**Stated exercise**
Set the data down again, exactly as it reads, but without the pictures.

**Records provided**

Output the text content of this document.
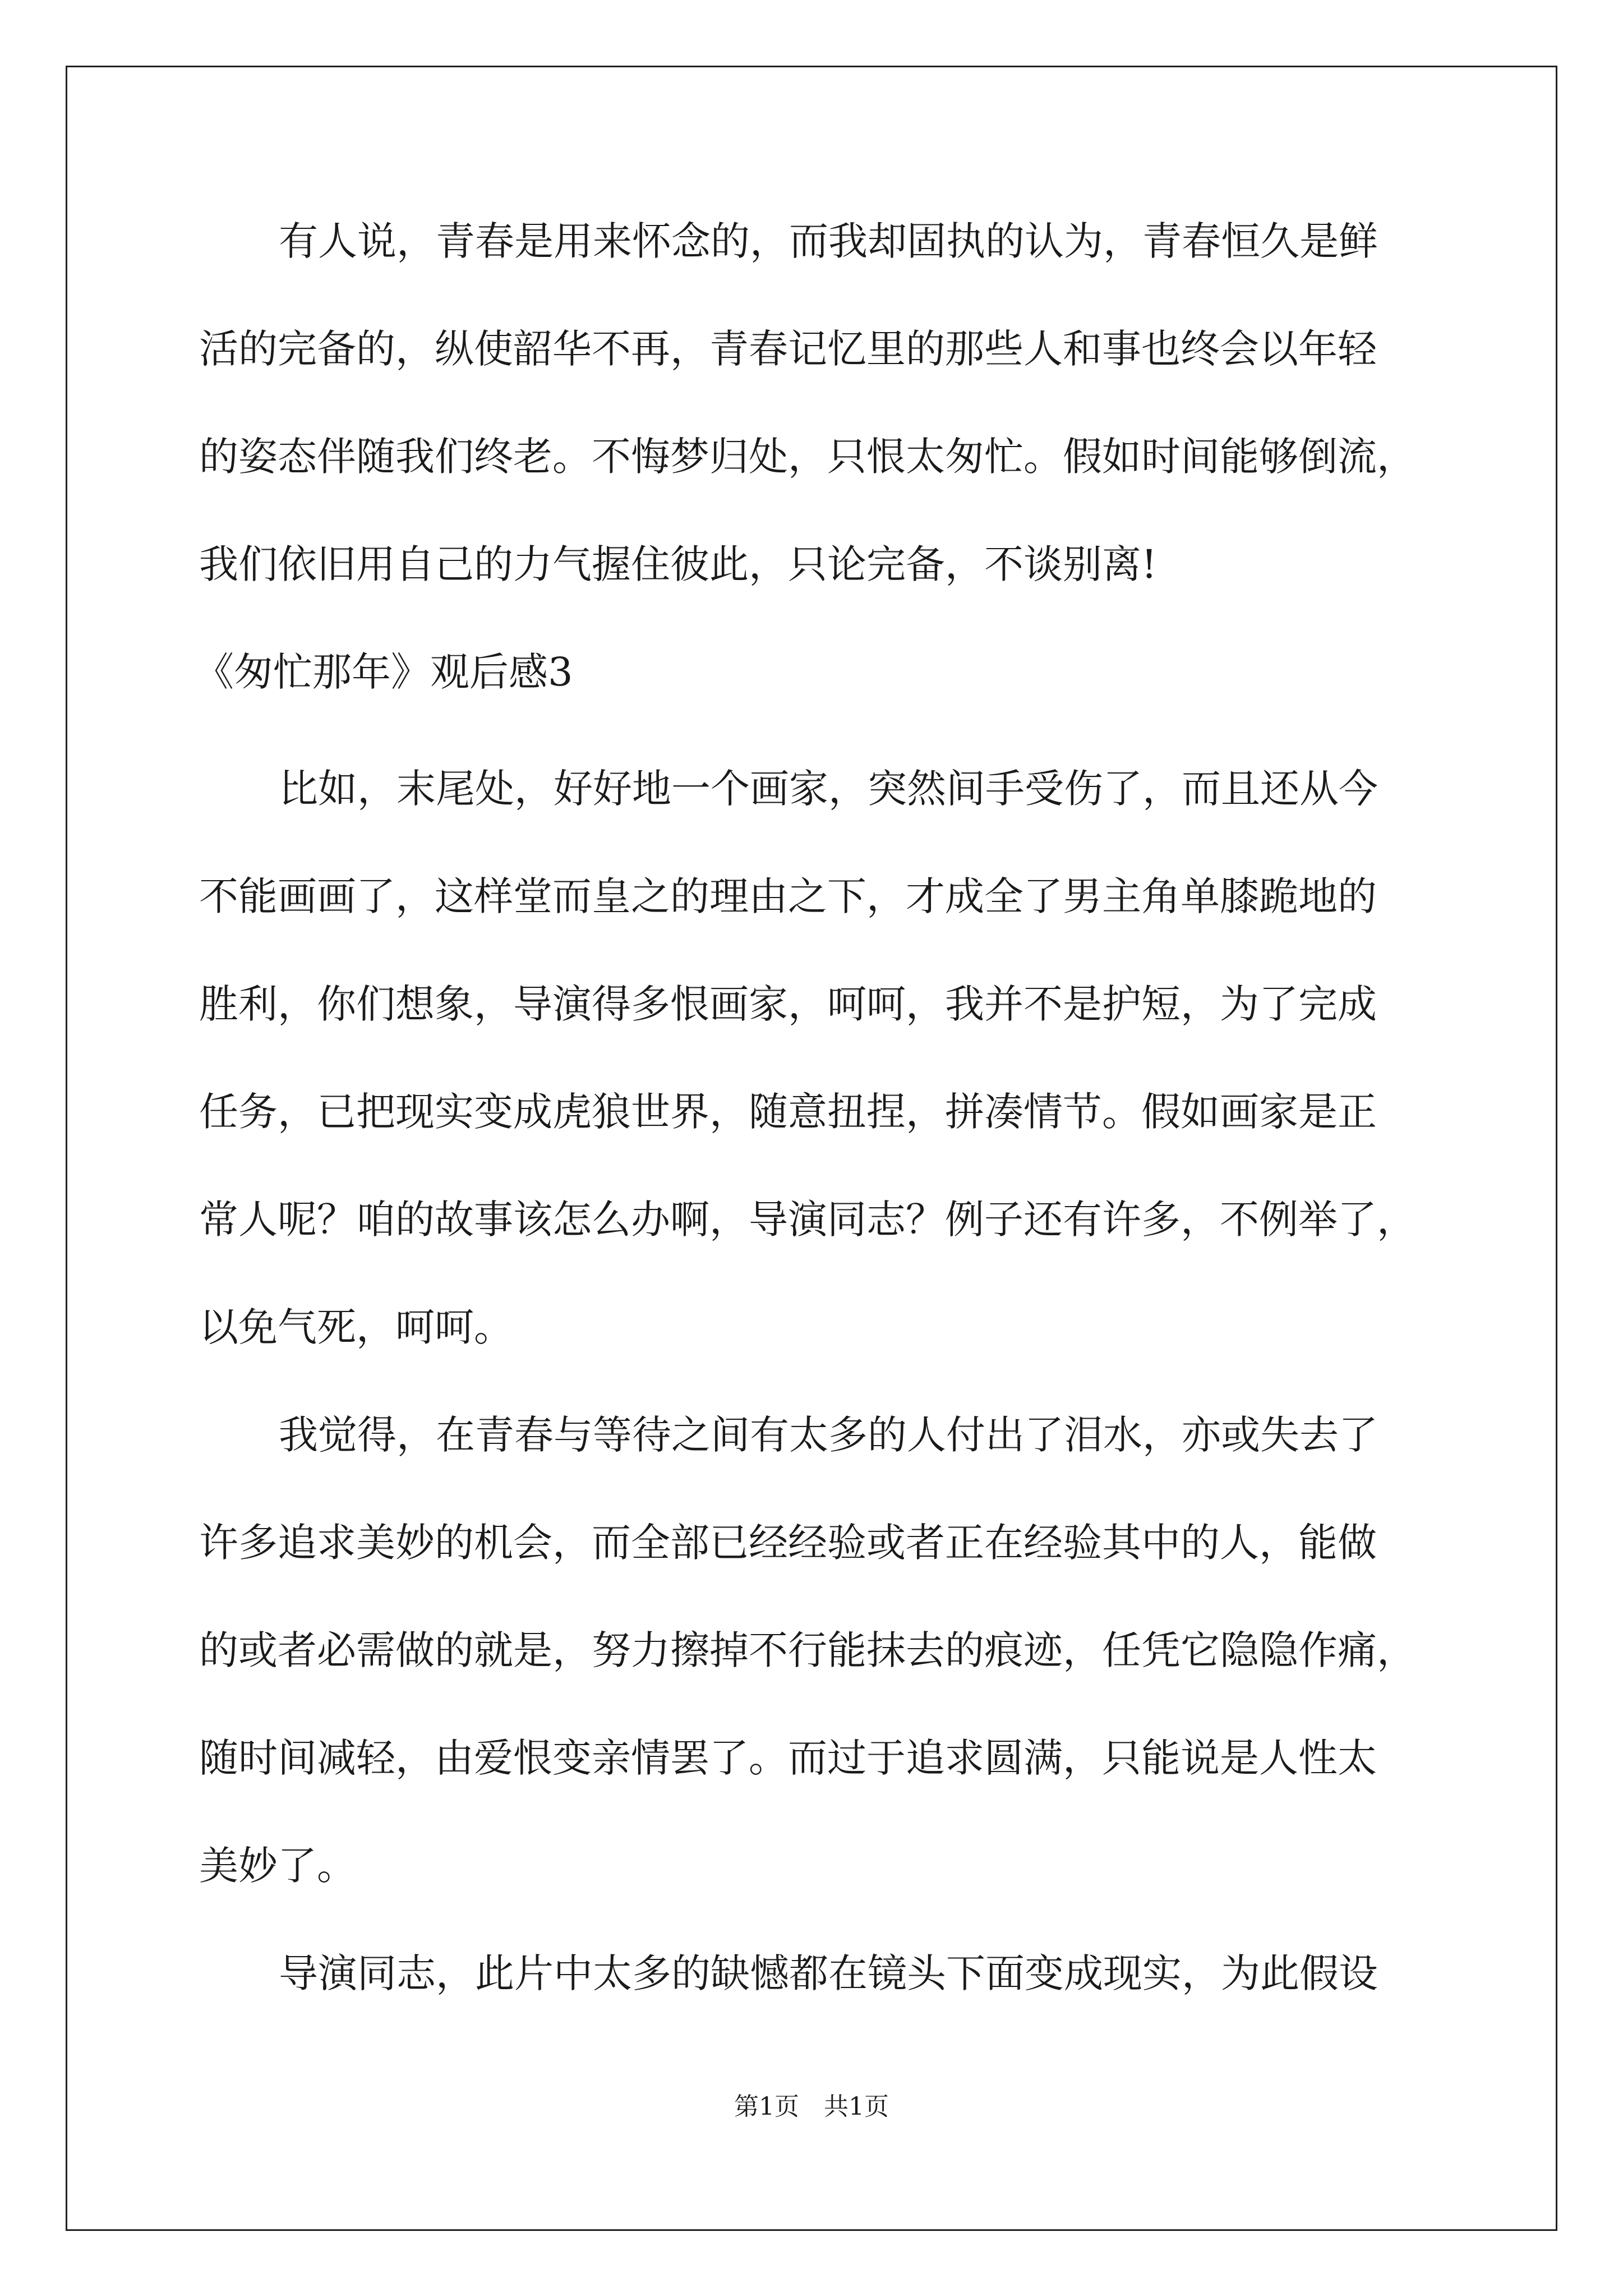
有人说，青春是用来怀念的，而我却固执的认为，青春恒久是鲜
活的完备的，纵使韶华不再，青春记忆里的那些人和事也终会以年轻
的姿态伴随我们终老。不悔梦归处，只恨太匆忙。假如时间能够倒流，
我们依旧用自己的力气握住彼此，只论完备，不谈别离!
《匆忙那年》观后感3
比如，末尾处，好好地一个画家，突然间手受伤了，而且还从今
不能画画了，这样堂而皇之的理由之下，才成全了男主角单膝跪地的
胜利，你们想象，导演得多恨画家，呵呵，我并不是护短，为了完成
任务，已把现实变成虎狼世界，随意扭捏，拼凑情节。假如画家是正
常人呢？咱的故事该怎么办啊，导演同志？例子还有许多，不例举了，
以免气死，呵呵。
我觉得，在青春与等待之间有太多的人付出了泪水，亦或失去了
许多追求美妙的机会，而全部已经经验或者正在经验其中的人，能做
的或者必需做的就是，努力擦掉不行能抹去的痕迹，任凭它隐隐作痛，
随时间减轻，由爱恨变亲情罢了。而过于追求圆满，只能说是人性太
美妙了。
导演同志，此片中太多的缺憾都在镜头下面变成现实，为此假设
第1页　共1页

**Response to the exercise**
Output the text content of this document.
有人说，青春是用来怀念的，而我却固执的认为，青春恒久是鲜
活的完备的，纵使韶华不再，青春记忆里的那些人和事也终会以年轻
的姿态伴随我们终老。不悔梦归处，只恨太匆忙。假如时间能够倒流，
我们依旧用自己的力气握住彼此，只论完备，不谈别离!
《匆忙那年》观后感3
比如，末尾处，好好地一个画家，突然间手受伤了，而且还从今
不能画画了，这样堂而皇之的理由之下，才成全了男主角单膝跪地的
胜利，你们想象，导演得多恨画家，呵呵，我并不是护短，为了完成
任务，已把现实变成虎狼世界，随意扭捏，拼凑情节。假如画家是正
常人呢？咱的故事该怎么办啊，导演同志？例子还有许多，不例举了，
以免气死，呵呵。
我觉得，在青春与等待之间有太多的人付出了泪水，亦或失去了
许多追求美妙的机会，而全部已经经验或者正在经验其中的人，能做
的或者必需做的就是，努力擦掉不行能抹去的痕迹，任凭它隐隐作痛，
随时间减轻，由爱恨变亲情罢了。而过于追求圆满，只能说是人性太
美妙了。
导演同志，此片中太多的缺憾都在镜头下面变成现实，为此假设
第1页　共1页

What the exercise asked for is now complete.